- GIVEN TASK
Return the entries verbatim and drop every picture.

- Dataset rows
-- START --
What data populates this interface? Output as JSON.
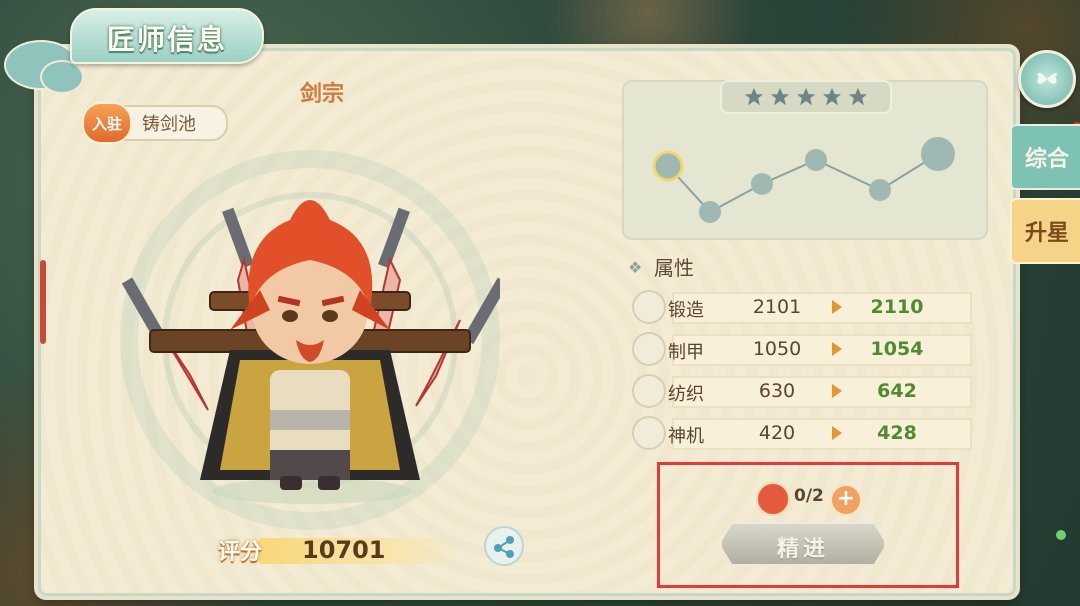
{
  "window": {
    "title": "匠师信息"
  },
  "tabs": [
    {
      "label": "综合"
    },
    {
      "label": "升星"
    }
  ],
  "artisan": {
    "faction": "剑宗",
    "station_badge": "入驻",
    "station_name": "铸剑池",
    "score_label": "评分",
    "score_value": "10701"
  },
  "stars": {
    "count": 5,
    "filled": 0
  },
  "attributes": {
    "title": "属性",
    "rows": [
      {
        "name": "锻造",
        "current": "2101",
        "next": "2110",
        "icon": "forge-icon"
      },
      {
        "name": "制甲",
        "current": "1050",
        "next": "1054",
        "icon": "armor-icon"
      },
      {
        "name": "纺织",
        "current": "630",
        "next": "642",
        "icon": "weave-icon"
      },
      {
        "name": "神机",
        "current": "420",
        "next": "428",
        "icon": "machine-icon"
      }
    ]
  },
  "refine": {
    "item_count": "0/2",
    "plus": "+",
    "button_label": "精进"
  },
  "colors": {
    "panel": "#f3ebd3",
    "accent_teal": "#7ec2b4",
    "next_value": "#4f8b2f",
    "highlight": "#e43a3a"
  }
}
-- END --
- TASK SOLUTION
What data populates this interface? Output as JSON.
{
  "window": {
    "title": "匠师信息"
  },
  "tabs": [
    {
      "label": "综合"
    },
    {
      "label": "升星"
    }
  ],
  "artisan": {
    "faction": "剑宗",
    "station_badge": "入驻",
    "station_name": "铸剑池",
    "score_label": "评分",
    "score_value": "10701"
  },
  "stars": {
    "count": 5,
    "filled": 0
  },
  "attributes": {
    "title": "属性",
    "rows": [
      {
        "name": "锻造",
        "current": "2101",
        "next": "2110",
        "icon": "forge-icon"
      },
      {
        "name": "制甲",
        "current": "1050",
        "next": "1054",
        "icon": "armor-icon"
      },
      {
        "name": "纺织",
        "current": "630",
        "next": "642",
        "icon": "weave-icon"
      },
      {
        "name": "神机",
        "current": "420",
        "next": "428",
        "icon": "machine-icon"
      }
    ]
  },
  "refine": {
    "item_count": "0/2",
    "plus": "+",
    "button_label": "精进"
  },
  "colors": {
    "panel": "#f3ebd3",
    "accent_teal": "#7ec2b4",
    "next_value": "#4f8b2f",
    "highlight": "#e43a3a"
  }
}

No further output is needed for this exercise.